#### YOUR INSTRUCTIONS
Reproduce all records exactly.

Records from a collection:
'''

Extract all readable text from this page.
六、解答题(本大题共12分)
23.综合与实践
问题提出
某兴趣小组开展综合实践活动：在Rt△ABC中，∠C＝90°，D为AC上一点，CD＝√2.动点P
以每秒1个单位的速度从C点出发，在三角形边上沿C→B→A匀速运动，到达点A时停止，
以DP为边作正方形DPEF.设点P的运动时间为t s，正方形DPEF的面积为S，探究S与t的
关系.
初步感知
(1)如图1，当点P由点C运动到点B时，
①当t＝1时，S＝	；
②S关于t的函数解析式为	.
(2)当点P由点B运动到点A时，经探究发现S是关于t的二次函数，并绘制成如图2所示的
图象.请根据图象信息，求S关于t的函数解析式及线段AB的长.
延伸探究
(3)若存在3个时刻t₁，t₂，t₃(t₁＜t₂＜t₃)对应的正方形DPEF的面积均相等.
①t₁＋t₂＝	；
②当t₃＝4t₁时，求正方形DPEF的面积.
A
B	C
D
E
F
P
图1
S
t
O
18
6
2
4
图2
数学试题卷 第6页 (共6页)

'''

#### TASK OUTPUT
Extract all readable text from this page.
六、解答题(本大题共12分)
23.综合与实践
问题提出
某兴趣小组开展综合实践活动：在Rt△ABC中，∠C＝90°，D为AC上一点，CD＝√2.动点P
以每秒1个单位的速度从C点出发，在三角形边上沿C→B→A匀速运动，到达点A时停止，
以DP为边作正方形DPEF.设点P的运动时间为t s，正方形DPEF的面积为S，探究S与t的
关系.
初步感知
(1)如图1，当点P由点C运动到点B时，
①当t＝1时，S＝	；
②S关于t的函数解析式为	.
(2)当点P由点B运动到点A时，经探究发现S是关于t的二次函数，并绘制成如图2所示的
图象.请根据图象信息，求S关于t的函数解析式及线段AB的长.
延伸探究
(3)若存在3个时刻t₁，t₂，t₃(t₁＜t₂＜t₃)对应的正方形DPEF的面积均相等.
①t₁＋t₂＝	；
②当t₃＝4t₁时，求正方形DPEF的面积.
A
B	C
D
E
F
P
图1
S
t
O
18
6
2
4
图2
数学试题卷 第6页 (共6页)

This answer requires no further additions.